Given records:
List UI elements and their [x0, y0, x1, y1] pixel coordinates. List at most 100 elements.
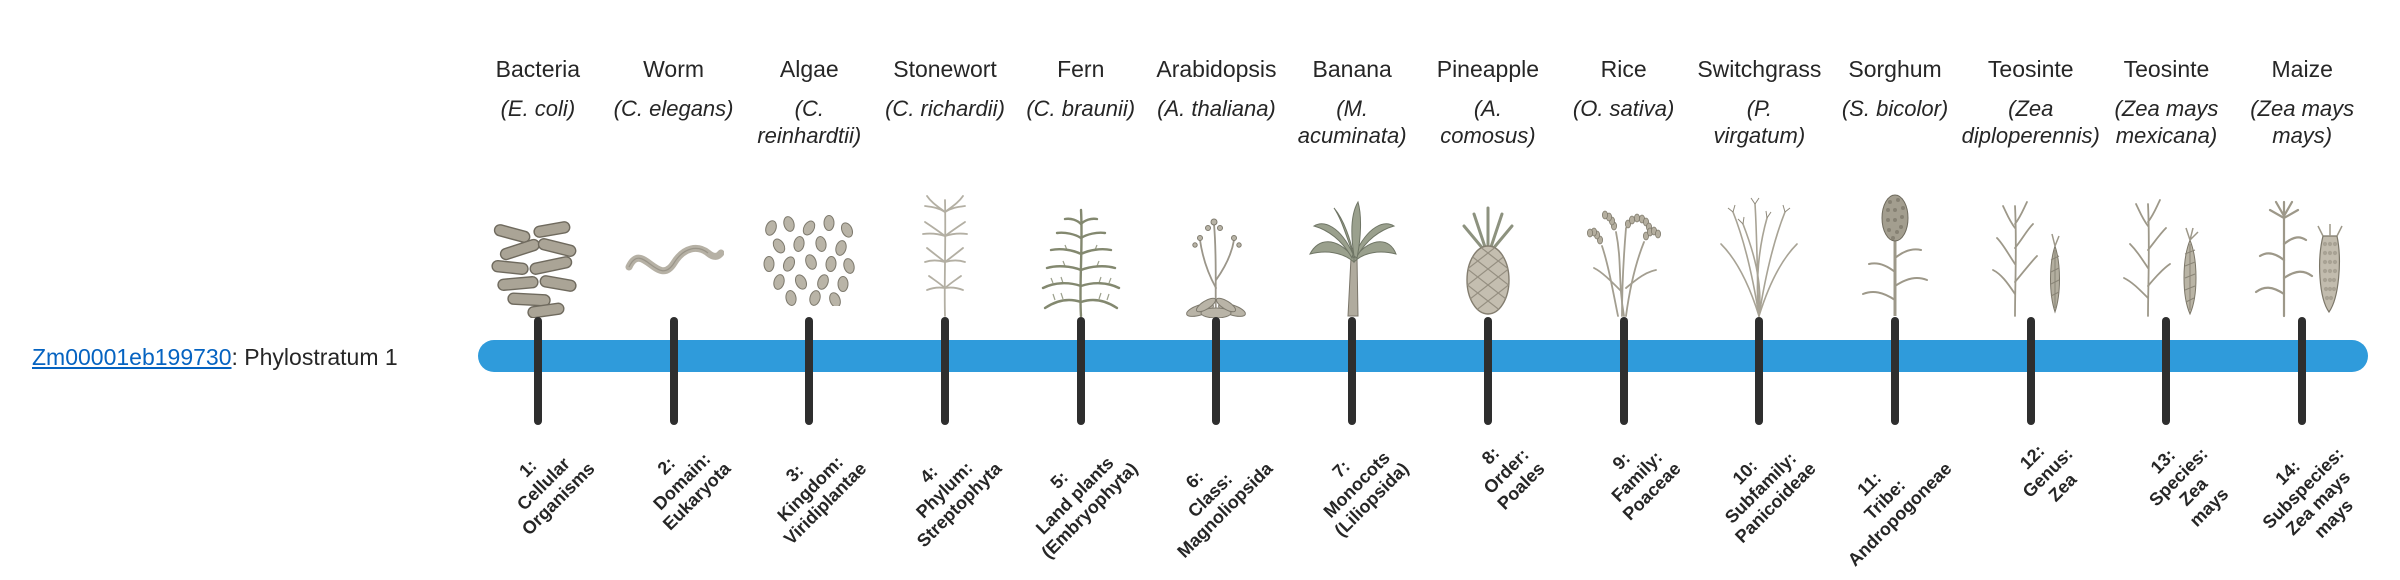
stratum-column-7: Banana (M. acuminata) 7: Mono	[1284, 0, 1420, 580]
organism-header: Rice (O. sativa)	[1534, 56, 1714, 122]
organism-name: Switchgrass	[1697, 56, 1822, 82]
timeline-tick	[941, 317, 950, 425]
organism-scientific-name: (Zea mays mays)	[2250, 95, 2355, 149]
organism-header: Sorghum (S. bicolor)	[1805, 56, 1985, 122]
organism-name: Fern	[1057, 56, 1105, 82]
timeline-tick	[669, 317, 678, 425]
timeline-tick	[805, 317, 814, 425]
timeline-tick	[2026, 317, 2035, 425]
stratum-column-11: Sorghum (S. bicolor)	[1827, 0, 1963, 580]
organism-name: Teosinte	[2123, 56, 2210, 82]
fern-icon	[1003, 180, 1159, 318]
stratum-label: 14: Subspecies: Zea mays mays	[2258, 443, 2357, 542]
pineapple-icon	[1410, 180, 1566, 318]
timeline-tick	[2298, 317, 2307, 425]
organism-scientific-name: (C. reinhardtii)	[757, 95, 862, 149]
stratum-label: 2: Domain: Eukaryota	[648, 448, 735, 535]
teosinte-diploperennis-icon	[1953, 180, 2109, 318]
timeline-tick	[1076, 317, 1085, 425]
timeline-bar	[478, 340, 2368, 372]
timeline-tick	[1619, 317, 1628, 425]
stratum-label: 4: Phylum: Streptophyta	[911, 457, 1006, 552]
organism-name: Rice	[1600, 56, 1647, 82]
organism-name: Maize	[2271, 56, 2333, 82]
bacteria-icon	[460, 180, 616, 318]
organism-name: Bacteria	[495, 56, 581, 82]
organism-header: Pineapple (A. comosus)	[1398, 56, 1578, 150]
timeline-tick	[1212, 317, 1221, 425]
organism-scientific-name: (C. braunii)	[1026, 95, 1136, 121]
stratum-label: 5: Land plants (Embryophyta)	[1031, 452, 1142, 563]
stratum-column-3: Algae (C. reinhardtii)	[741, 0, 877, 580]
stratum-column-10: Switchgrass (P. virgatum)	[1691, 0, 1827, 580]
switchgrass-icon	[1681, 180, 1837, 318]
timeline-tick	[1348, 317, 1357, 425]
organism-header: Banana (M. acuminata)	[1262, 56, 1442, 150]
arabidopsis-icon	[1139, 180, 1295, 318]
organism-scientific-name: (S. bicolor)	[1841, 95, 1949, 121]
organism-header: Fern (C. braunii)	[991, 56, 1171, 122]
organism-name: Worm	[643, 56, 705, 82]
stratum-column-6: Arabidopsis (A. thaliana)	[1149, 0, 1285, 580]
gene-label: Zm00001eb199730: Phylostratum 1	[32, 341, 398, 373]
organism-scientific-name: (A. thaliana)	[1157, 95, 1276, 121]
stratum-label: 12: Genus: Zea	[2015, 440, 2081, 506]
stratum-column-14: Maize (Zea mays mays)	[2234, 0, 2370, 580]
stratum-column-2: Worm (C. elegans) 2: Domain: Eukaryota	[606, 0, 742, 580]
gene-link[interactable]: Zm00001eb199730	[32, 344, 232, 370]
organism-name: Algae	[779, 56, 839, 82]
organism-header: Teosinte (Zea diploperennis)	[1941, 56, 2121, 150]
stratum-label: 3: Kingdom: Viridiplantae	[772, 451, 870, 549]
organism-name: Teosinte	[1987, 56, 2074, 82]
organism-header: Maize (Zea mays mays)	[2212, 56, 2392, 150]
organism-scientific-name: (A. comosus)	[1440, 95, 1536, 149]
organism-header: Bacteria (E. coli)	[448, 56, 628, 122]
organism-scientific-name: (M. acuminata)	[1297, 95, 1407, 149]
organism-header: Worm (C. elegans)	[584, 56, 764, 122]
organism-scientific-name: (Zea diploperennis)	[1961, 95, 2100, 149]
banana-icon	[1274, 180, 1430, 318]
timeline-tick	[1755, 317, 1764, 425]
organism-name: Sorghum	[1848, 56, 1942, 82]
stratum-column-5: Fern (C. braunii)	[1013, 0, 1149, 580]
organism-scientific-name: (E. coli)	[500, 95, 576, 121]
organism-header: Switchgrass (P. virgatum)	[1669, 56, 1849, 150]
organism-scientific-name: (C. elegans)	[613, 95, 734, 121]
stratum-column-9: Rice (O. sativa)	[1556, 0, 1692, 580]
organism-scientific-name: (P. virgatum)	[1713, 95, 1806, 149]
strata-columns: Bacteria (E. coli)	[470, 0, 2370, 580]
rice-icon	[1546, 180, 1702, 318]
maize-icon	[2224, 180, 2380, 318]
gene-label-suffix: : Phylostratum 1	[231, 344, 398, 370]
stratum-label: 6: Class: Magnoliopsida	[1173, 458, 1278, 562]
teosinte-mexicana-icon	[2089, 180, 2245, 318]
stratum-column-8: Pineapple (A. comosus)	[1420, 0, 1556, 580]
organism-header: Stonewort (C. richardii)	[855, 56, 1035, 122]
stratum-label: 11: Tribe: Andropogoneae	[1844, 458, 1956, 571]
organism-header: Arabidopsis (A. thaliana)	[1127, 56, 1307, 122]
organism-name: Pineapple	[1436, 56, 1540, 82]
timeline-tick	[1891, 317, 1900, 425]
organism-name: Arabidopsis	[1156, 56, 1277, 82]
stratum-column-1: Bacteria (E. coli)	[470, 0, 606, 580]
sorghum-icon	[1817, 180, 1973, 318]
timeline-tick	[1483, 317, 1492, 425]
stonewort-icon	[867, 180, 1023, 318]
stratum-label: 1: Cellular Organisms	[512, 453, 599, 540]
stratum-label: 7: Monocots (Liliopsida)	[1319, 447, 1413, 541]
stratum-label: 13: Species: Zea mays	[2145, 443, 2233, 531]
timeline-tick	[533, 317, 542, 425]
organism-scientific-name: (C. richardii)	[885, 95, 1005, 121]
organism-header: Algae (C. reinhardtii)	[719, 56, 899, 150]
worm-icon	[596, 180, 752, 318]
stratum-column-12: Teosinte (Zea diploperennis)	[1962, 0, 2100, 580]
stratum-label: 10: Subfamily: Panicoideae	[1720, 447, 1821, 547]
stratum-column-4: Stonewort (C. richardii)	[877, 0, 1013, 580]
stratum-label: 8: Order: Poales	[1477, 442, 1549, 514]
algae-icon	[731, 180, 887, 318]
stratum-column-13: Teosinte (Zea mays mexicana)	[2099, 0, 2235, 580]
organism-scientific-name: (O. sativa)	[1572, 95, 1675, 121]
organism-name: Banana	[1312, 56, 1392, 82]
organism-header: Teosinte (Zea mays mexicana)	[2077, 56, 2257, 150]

--

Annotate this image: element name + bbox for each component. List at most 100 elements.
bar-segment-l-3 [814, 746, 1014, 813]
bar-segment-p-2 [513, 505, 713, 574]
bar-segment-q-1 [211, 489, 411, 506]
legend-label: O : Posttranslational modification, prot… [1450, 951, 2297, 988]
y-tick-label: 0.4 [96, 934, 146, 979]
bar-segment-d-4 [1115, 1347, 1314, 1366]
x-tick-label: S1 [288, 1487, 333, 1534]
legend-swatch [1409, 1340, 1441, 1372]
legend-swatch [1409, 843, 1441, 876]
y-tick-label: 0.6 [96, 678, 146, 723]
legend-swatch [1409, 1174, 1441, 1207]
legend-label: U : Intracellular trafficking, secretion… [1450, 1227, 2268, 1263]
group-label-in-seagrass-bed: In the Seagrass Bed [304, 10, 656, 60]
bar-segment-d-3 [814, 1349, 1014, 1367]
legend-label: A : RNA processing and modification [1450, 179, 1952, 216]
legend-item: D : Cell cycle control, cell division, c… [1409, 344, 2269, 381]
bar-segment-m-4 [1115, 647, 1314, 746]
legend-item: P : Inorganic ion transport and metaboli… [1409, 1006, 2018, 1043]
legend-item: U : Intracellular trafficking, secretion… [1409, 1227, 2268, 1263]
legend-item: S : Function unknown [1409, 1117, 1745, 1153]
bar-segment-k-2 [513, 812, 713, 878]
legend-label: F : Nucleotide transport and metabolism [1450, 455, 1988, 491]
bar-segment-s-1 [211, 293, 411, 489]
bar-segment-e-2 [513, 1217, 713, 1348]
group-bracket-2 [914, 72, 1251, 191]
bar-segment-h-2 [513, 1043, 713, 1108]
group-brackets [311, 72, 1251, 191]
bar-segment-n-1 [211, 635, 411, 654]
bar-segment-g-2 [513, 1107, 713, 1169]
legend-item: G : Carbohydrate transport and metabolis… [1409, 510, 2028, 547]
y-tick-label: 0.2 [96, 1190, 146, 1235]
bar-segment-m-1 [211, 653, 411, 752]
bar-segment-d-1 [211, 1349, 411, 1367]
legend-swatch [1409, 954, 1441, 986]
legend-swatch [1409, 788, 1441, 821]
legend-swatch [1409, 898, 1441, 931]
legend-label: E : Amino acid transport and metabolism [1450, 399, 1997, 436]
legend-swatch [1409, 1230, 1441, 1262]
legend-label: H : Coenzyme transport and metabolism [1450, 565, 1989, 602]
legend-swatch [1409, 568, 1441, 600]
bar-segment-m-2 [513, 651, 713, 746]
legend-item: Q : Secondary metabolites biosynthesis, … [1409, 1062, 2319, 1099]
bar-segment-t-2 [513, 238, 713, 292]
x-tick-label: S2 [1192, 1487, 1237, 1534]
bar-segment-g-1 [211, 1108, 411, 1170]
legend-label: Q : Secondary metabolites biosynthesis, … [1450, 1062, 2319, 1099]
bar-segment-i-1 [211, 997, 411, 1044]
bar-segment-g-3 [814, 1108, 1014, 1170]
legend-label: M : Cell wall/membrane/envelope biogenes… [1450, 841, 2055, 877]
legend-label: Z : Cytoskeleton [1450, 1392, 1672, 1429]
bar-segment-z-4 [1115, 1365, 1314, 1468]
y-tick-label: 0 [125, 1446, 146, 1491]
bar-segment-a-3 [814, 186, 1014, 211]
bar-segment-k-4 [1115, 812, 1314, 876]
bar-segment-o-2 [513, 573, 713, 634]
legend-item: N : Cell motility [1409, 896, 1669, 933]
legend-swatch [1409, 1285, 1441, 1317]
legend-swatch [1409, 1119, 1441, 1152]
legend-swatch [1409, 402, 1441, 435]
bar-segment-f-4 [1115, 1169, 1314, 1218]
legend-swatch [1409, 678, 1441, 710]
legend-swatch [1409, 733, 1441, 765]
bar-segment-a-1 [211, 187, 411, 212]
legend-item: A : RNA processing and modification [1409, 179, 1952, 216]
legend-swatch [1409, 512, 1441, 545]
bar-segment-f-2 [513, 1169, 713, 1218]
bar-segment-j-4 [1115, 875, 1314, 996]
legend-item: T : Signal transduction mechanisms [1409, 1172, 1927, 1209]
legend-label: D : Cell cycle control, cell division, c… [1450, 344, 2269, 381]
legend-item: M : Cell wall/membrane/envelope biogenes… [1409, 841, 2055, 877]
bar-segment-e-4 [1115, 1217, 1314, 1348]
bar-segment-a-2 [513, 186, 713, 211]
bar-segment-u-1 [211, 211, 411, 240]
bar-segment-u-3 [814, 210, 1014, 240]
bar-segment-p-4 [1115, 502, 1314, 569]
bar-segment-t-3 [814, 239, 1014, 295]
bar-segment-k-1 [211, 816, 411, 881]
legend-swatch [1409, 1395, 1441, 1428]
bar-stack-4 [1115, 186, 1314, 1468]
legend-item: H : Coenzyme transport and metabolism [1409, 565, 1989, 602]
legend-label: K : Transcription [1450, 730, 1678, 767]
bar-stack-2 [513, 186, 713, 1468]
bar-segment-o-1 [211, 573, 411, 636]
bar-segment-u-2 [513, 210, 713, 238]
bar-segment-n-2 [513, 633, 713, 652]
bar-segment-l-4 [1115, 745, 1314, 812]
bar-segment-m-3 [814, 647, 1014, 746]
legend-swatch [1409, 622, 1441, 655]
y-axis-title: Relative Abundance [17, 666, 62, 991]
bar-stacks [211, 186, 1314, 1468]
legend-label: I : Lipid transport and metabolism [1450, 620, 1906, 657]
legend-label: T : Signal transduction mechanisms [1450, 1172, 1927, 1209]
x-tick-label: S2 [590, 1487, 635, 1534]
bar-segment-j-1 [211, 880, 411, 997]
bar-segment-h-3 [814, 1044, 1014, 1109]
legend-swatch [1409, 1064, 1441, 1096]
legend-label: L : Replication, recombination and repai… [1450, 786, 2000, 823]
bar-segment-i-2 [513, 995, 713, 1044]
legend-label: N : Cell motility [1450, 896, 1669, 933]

* * *

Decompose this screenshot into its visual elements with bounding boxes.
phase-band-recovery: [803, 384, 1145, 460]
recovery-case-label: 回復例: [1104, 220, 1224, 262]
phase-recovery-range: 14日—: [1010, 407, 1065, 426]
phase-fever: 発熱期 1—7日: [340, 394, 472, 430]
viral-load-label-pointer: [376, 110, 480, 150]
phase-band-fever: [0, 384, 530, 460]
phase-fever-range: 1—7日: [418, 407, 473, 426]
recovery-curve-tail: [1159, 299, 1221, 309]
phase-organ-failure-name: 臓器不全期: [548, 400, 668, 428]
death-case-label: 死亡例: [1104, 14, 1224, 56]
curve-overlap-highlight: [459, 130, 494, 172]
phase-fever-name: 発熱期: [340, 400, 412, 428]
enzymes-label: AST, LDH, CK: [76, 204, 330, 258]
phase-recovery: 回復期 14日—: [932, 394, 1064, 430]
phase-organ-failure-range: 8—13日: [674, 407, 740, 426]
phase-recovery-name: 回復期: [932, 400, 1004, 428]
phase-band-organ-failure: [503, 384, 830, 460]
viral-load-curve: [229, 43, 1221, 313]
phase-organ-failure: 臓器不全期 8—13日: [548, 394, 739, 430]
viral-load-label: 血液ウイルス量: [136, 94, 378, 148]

Instructions to follow: Please copy out each line in the entries that mentions the string "biogenes".

Exercise solution:
legend-label: M : Cell wall/membrane/envelope biogenes… [1450, 841, 2055, 877]
legend-item: M : Cell wall/membrane/envelope biogenes… [1409, 841, 2055, 877]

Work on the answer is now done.